## Task requirements
Review the listing and copy each line that holds the word "Laporan".

------ Dataset rows

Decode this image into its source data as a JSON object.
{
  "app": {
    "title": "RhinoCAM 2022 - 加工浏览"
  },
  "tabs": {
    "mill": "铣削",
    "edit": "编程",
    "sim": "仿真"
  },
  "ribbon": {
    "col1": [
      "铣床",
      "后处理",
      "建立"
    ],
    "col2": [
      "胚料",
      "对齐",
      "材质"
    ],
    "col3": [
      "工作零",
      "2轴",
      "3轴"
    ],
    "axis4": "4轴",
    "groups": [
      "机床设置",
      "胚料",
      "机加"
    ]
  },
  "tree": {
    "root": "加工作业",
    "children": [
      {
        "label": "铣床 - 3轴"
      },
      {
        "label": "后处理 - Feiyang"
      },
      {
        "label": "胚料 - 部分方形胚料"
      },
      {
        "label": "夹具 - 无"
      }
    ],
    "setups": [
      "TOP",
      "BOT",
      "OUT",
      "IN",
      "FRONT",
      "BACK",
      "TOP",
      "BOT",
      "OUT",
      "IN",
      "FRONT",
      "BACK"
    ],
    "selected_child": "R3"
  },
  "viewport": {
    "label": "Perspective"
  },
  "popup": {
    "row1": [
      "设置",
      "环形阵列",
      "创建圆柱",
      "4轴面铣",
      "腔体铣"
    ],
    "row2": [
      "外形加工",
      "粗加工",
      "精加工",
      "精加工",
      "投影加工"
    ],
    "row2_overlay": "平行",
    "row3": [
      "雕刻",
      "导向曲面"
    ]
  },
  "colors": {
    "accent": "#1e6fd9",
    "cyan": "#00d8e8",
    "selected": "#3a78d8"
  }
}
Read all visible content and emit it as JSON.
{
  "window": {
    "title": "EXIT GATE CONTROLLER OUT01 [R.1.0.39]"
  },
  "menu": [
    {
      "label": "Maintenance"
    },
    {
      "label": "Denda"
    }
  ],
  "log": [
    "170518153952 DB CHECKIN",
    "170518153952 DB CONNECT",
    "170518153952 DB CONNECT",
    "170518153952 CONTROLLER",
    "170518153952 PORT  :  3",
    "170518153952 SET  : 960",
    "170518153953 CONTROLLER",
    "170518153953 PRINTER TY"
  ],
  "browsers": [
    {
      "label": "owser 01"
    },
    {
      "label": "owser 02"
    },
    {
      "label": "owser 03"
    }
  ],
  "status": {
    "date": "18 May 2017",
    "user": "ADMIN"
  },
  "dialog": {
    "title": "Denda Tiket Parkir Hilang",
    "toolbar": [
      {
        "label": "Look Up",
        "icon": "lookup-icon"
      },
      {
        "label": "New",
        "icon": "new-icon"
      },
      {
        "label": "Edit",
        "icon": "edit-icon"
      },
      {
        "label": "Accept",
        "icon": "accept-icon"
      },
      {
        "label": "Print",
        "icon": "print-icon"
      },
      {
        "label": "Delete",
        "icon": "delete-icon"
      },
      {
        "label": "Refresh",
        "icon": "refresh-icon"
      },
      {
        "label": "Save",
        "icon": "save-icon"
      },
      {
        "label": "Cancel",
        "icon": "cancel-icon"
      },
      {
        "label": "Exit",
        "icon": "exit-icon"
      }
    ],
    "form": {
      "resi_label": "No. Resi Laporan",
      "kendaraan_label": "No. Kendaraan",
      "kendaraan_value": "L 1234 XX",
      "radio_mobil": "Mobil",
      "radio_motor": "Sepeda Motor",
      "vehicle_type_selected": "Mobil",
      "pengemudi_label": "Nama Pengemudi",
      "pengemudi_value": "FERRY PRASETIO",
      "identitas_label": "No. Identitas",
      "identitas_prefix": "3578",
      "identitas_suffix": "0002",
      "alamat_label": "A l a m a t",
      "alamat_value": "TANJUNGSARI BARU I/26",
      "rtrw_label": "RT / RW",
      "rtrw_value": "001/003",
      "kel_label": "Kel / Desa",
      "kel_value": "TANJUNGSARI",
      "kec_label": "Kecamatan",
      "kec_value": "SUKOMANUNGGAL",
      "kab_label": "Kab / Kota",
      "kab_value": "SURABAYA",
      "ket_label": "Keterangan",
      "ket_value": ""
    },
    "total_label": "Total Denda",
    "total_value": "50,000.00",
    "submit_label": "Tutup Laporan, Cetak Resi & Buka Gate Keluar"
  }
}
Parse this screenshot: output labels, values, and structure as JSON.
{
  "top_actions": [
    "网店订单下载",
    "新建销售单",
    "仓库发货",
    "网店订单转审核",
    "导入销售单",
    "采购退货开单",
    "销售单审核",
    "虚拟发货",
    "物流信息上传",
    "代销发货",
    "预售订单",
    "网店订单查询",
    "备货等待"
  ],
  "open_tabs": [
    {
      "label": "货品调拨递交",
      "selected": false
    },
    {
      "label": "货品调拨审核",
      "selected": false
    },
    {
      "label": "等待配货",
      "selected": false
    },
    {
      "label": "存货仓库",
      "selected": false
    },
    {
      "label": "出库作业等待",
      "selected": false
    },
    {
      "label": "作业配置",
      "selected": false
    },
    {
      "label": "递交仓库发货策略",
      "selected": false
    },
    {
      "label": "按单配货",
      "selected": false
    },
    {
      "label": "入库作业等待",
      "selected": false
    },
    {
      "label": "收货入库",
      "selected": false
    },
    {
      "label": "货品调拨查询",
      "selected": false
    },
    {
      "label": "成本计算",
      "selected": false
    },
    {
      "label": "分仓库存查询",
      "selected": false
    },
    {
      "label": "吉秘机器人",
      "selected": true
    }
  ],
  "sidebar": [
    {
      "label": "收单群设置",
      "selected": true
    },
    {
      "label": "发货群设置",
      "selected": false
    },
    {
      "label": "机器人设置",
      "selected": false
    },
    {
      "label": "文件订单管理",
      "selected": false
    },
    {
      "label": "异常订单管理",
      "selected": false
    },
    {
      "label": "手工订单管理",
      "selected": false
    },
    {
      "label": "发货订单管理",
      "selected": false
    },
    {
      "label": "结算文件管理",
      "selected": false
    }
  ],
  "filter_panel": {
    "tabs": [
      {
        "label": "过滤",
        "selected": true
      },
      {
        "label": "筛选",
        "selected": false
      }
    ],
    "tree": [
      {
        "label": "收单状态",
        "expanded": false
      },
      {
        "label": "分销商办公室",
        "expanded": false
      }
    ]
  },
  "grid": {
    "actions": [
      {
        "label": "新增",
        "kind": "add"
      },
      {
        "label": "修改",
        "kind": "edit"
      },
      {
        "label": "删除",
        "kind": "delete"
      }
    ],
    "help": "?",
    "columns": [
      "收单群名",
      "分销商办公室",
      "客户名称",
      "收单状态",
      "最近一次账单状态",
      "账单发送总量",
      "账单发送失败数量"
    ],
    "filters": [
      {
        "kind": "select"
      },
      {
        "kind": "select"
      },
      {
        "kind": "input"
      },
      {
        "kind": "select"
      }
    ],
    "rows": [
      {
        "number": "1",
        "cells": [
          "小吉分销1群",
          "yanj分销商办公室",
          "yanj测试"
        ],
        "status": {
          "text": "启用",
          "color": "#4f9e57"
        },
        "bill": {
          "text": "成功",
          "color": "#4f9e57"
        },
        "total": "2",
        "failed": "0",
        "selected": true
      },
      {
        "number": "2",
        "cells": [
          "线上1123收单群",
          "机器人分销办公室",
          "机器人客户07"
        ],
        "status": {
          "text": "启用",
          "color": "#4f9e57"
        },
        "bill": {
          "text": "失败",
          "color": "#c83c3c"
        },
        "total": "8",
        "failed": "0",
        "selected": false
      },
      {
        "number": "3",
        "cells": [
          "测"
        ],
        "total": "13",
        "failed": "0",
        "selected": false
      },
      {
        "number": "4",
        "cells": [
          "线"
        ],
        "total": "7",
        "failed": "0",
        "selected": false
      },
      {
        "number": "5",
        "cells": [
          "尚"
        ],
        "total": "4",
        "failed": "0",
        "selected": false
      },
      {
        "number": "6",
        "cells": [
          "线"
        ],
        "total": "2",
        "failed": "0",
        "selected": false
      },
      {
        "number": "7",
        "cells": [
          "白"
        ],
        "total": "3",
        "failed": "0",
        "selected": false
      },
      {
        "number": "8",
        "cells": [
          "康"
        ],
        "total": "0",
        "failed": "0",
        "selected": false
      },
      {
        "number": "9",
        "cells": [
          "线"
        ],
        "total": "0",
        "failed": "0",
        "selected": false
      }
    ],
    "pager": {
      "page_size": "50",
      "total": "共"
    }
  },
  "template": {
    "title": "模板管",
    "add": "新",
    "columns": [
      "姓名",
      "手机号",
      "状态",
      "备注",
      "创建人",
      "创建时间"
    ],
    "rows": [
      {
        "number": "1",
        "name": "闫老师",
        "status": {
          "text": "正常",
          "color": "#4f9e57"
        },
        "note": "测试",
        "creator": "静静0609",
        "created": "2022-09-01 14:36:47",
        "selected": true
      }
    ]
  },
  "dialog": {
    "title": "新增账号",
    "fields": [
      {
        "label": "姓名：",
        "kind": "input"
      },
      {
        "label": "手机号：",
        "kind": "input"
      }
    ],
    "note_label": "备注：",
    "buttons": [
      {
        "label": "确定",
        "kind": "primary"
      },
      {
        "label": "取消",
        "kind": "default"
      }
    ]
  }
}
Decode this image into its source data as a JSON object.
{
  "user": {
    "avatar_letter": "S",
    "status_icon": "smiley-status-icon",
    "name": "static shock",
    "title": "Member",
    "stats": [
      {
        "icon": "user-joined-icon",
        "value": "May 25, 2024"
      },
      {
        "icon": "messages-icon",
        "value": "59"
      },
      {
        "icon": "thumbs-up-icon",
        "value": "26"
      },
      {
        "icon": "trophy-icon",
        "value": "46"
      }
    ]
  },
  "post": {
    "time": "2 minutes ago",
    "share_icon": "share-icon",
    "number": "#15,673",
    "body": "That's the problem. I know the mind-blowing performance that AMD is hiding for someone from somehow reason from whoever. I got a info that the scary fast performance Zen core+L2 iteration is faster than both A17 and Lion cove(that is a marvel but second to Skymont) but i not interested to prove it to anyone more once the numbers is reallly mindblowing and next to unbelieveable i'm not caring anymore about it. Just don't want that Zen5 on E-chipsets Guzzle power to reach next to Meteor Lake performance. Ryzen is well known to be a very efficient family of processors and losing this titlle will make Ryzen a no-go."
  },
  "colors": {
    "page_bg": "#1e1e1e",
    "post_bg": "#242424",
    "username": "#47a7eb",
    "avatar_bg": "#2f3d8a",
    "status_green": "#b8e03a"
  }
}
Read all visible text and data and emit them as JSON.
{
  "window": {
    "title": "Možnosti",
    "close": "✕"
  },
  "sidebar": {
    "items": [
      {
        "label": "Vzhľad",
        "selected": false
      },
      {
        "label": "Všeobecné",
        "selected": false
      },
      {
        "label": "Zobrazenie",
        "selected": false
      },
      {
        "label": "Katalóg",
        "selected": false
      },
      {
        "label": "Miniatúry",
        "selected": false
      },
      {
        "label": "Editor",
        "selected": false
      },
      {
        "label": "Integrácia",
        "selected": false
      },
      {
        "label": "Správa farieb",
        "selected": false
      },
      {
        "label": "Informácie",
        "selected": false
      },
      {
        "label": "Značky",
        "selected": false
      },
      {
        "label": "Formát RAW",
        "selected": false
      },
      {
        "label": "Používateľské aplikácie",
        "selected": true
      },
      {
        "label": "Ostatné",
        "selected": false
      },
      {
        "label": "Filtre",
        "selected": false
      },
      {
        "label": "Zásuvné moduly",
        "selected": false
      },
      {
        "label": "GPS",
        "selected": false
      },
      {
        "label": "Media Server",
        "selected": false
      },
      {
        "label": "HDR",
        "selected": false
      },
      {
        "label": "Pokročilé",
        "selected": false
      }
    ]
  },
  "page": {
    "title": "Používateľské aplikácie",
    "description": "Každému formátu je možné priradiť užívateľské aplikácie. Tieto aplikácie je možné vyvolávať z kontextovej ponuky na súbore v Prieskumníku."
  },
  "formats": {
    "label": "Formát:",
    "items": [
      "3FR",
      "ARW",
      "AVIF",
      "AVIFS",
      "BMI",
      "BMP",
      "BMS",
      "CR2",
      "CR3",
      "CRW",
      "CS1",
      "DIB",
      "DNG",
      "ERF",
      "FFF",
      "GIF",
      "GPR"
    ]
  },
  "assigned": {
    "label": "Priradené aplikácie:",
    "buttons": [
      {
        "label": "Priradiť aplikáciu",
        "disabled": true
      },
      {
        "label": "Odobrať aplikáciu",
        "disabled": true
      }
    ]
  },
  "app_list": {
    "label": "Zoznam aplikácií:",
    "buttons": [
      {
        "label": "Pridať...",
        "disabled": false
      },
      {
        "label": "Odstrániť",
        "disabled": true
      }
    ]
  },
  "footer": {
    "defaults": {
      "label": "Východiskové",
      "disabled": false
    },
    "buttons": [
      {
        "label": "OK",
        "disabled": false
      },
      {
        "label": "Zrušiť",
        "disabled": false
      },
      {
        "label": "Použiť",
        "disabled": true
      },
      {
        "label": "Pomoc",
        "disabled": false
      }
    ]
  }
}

------------

## Written answer
      "resi_label": "No. Resi Laporan",
    "submit_label": "Tutup Laporan, Cetak Resi & Buka Gate Keluar"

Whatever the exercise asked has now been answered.